### Goal of the exercise
Find every line in the records below that contains the word "έχει", and copy each such line.

### Material supplied
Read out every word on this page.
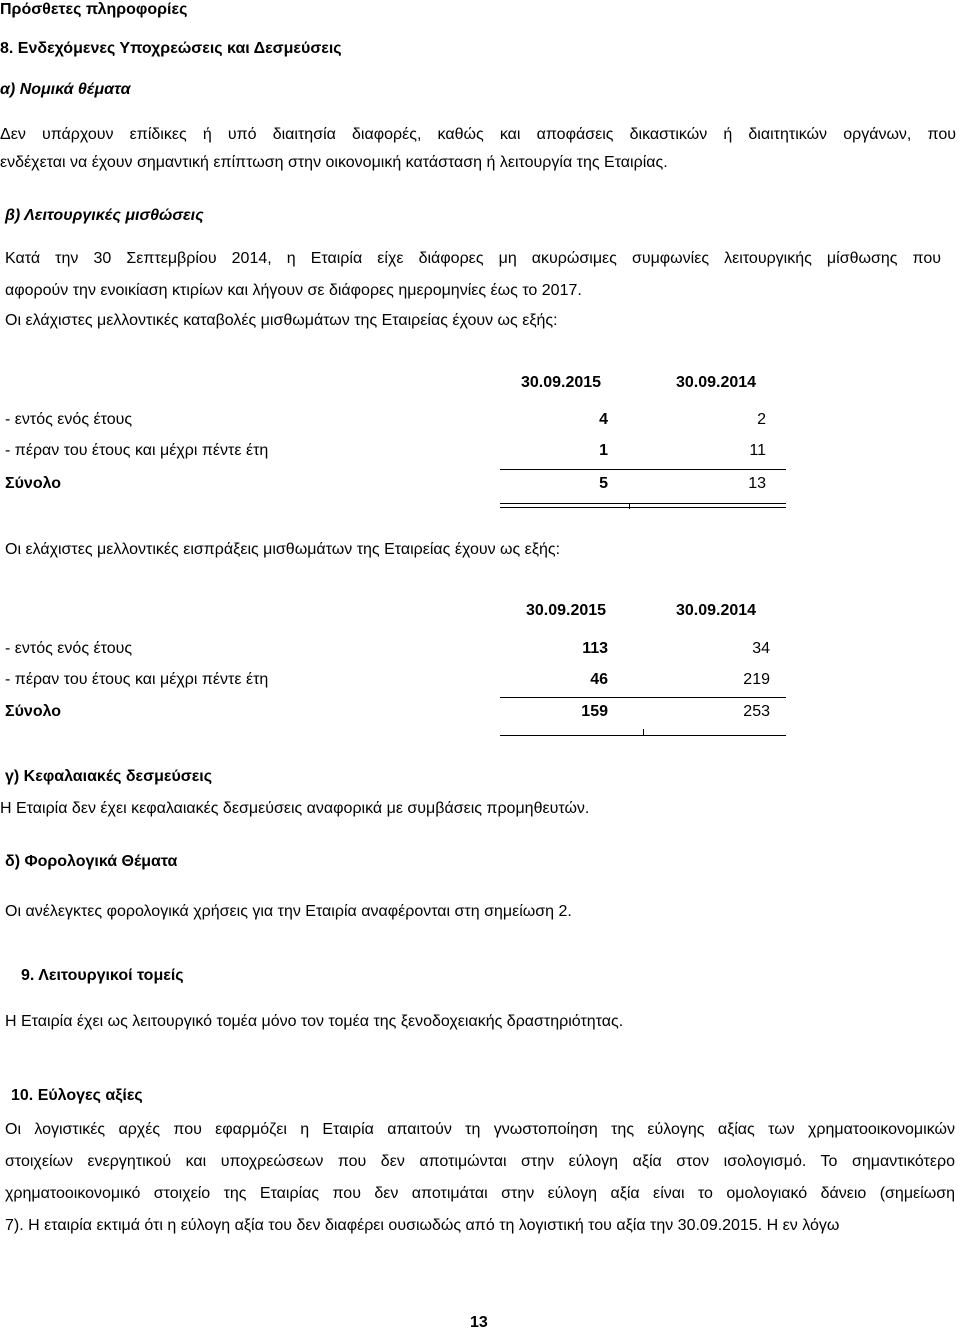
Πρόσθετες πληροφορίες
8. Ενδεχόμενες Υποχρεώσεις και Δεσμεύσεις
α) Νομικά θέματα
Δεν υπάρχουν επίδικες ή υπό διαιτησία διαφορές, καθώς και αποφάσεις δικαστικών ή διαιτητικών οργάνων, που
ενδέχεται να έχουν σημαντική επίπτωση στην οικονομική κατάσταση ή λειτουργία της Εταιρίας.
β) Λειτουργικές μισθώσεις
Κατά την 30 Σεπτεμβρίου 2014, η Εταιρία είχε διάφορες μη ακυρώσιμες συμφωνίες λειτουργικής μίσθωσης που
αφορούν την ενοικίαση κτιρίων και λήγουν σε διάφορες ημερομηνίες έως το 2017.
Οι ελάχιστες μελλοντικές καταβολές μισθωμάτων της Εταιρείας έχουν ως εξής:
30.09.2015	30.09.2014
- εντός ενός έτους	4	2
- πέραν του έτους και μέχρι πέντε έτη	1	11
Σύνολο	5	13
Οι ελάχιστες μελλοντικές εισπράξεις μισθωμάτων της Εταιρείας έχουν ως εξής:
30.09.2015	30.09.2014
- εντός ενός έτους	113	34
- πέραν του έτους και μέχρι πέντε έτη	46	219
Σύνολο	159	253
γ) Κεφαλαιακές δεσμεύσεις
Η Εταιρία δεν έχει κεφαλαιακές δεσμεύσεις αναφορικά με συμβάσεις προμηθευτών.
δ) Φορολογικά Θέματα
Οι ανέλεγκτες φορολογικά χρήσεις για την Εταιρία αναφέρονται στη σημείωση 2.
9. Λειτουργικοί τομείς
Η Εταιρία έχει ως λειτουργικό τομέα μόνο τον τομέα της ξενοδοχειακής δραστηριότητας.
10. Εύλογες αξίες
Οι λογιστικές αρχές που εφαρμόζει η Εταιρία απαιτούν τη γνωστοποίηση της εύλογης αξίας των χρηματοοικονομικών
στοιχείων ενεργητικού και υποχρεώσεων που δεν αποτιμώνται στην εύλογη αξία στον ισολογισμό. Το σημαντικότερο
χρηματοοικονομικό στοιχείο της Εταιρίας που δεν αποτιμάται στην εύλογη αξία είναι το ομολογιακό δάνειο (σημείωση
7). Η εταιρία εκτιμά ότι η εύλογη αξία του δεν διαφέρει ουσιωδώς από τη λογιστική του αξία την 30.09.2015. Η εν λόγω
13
==
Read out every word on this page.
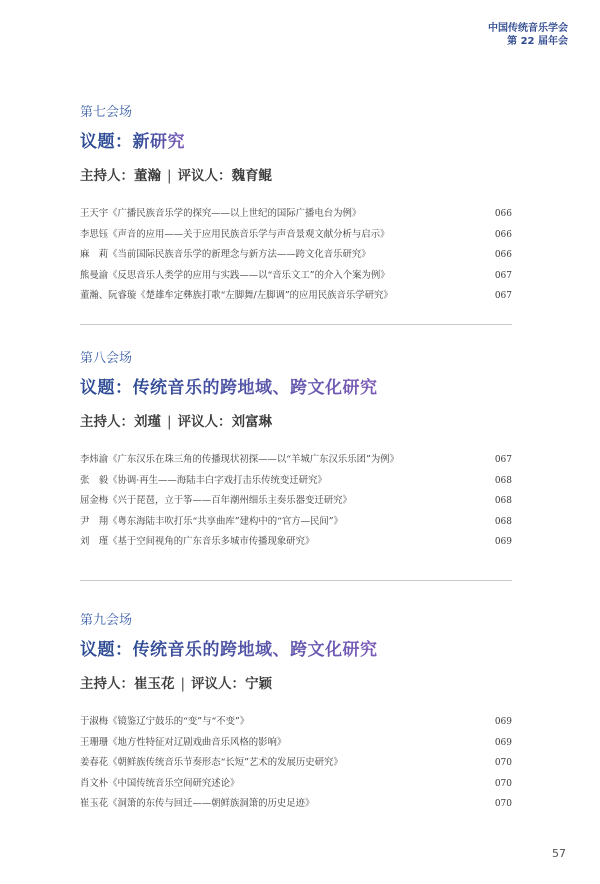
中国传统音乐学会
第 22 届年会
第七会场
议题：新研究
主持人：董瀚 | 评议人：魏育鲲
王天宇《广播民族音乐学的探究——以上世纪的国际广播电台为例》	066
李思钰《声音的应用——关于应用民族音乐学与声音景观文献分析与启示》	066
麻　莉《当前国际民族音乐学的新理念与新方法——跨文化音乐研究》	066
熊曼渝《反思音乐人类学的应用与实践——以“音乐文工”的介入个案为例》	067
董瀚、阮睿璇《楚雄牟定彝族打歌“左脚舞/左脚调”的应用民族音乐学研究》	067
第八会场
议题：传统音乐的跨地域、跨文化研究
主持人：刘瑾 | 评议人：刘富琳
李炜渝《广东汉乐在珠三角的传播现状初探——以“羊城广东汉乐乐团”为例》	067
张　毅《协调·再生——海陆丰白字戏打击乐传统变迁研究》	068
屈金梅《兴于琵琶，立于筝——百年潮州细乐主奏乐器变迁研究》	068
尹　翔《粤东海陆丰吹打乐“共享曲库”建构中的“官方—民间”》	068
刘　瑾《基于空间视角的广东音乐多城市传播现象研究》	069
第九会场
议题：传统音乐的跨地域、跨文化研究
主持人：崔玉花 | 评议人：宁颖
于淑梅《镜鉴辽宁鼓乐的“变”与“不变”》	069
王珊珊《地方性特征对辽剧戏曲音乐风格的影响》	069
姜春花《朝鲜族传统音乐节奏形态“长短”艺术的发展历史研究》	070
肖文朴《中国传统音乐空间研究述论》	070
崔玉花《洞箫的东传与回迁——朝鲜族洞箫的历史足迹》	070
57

### Response to the exercise
Η Εταιρία δεν έχει κεφαλαιακές δεσμεύσεις αναφορικά με συμβάσεις προμηθευτών.
Η Εταιρία έχει ως λειτουργικό τομέα μόνο τον τομέα της ξενοδοχειακής δραστηριότητας.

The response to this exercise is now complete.